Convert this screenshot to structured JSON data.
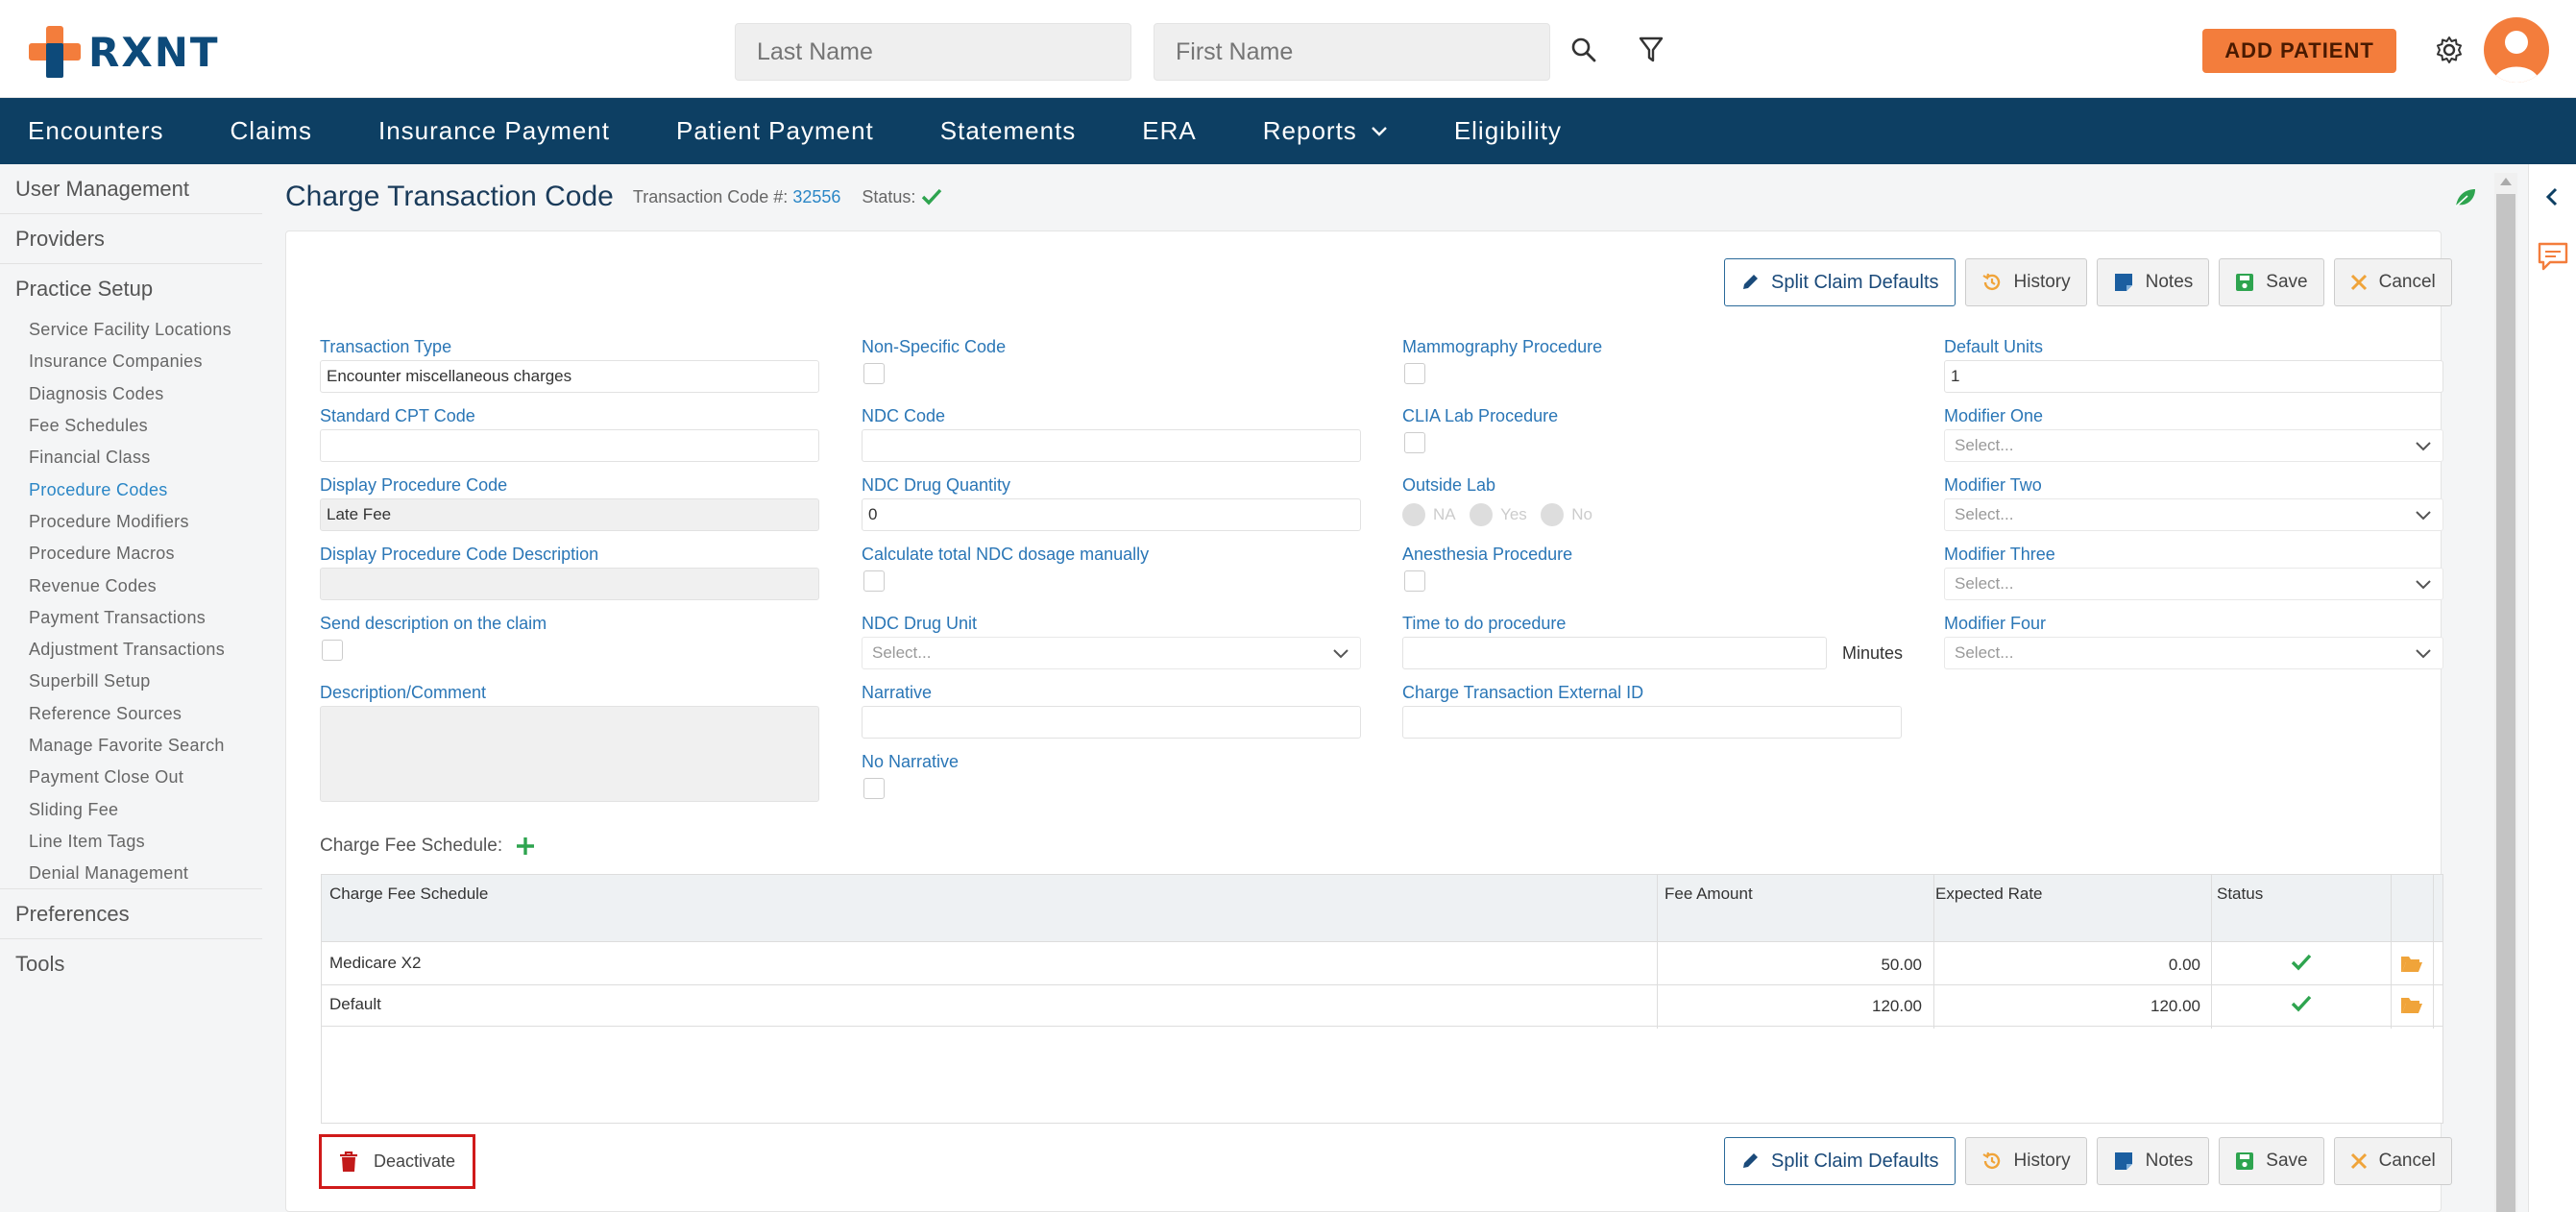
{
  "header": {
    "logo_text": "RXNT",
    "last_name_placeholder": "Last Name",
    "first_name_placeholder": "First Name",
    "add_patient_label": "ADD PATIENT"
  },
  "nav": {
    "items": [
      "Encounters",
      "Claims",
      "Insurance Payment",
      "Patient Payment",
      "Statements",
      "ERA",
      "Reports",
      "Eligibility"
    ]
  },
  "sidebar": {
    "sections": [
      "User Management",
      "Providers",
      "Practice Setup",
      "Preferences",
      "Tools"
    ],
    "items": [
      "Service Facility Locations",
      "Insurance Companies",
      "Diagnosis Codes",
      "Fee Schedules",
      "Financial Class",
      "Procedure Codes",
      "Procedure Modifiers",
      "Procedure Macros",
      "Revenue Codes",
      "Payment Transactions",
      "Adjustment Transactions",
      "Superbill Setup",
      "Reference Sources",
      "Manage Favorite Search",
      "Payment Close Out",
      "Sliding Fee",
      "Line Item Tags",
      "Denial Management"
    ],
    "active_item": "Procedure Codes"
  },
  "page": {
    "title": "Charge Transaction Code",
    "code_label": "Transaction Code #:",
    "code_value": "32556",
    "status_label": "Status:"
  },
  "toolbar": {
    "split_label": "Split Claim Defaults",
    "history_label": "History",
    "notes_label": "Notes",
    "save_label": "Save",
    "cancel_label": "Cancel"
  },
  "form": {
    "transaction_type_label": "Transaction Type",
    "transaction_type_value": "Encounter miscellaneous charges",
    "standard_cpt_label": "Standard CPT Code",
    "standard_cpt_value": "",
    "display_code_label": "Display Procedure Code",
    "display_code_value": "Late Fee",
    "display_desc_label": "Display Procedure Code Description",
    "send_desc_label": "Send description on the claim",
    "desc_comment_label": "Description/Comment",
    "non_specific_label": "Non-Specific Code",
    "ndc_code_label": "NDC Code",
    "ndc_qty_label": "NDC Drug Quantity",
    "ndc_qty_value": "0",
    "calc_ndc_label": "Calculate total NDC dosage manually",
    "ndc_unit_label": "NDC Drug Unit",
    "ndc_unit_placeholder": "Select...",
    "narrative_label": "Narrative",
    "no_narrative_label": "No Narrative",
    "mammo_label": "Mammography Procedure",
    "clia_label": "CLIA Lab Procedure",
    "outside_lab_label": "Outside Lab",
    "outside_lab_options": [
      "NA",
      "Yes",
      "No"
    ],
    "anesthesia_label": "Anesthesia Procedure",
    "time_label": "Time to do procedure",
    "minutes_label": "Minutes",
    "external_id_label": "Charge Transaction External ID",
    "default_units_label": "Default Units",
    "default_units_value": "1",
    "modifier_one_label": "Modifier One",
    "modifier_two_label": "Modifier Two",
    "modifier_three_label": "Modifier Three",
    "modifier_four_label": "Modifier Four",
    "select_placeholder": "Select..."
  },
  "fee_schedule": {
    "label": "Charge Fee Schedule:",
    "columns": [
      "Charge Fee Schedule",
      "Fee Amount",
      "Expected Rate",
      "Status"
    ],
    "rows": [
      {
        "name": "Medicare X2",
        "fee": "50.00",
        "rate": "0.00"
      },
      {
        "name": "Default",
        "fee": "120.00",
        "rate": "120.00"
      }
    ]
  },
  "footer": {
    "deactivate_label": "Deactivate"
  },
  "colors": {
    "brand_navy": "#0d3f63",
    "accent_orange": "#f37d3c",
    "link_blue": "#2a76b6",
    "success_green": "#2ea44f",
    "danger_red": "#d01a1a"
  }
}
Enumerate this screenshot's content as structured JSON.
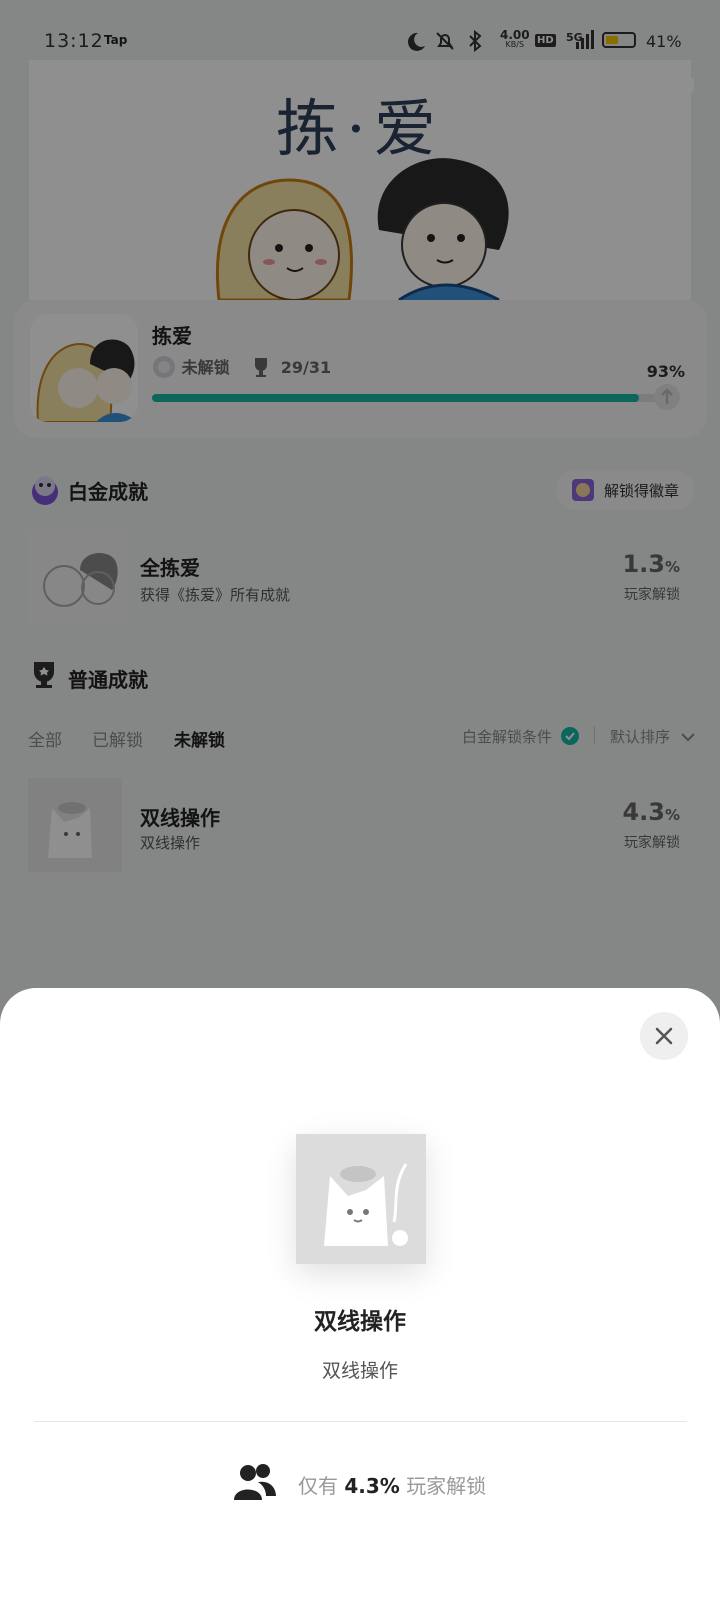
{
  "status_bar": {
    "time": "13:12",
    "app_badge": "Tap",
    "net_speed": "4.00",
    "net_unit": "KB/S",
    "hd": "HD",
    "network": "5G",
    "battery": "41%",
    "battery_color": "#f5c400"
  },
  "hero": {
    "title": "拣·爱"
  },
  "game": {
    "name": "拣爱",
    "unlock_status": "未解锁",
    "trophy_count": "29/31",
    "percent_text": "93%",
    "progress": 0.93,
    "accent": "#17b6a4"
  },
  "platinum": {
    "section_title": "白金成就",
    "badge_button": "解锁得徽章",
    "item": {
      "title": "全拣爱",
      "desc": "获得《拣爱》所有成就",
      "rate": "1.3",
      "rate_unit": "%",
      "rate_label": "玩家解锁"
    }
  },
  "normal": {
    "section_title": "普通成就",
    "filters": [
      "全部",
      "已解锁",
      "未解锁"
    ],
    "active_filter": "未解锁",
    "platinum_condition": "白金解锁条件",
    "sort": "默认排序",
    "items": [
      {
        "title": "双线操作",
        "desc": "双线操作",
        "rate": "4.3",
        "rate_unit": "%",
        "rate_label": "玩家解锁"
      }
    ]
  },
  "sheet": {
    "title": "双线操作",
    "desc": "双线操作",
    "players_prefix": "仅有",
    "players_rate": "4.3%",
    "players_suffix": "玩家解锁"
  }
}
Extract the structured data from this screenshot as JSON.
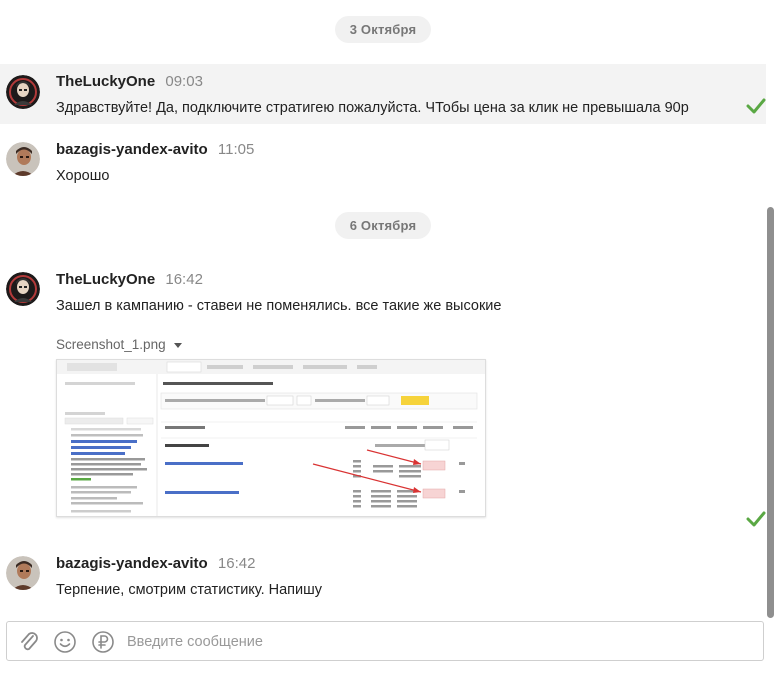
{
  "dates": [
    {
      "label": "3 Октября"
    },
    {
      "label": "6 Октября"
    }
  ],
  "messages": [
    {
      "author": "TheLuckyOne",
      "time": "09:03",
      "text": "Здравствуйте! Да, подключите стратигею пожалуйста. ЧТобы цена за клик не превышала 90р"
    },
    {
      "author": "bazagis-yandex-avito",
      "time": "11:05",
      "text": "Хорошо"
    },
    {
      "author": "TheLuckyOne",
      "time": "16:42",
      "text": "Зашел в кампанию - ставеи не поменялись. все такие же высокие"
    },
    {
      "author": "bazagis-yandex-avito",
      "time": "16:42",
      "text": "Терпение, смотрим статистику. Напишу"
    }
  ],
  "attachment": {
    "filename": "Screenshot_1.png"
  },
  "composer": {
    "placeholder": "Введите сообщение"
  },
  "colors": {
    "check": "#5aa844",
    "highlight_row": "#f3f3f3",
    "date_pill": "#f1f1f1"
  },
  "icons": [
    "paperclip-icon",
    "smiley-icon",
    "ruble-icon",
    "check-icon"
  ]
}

_ _ _ _

In the entries above, find each line with the word "this" and show it.

Convert this screenshot to structured JSON data.
Enumerate this screenshot's content as structured JSON.
Extract the structured data from this screenshot as JSON.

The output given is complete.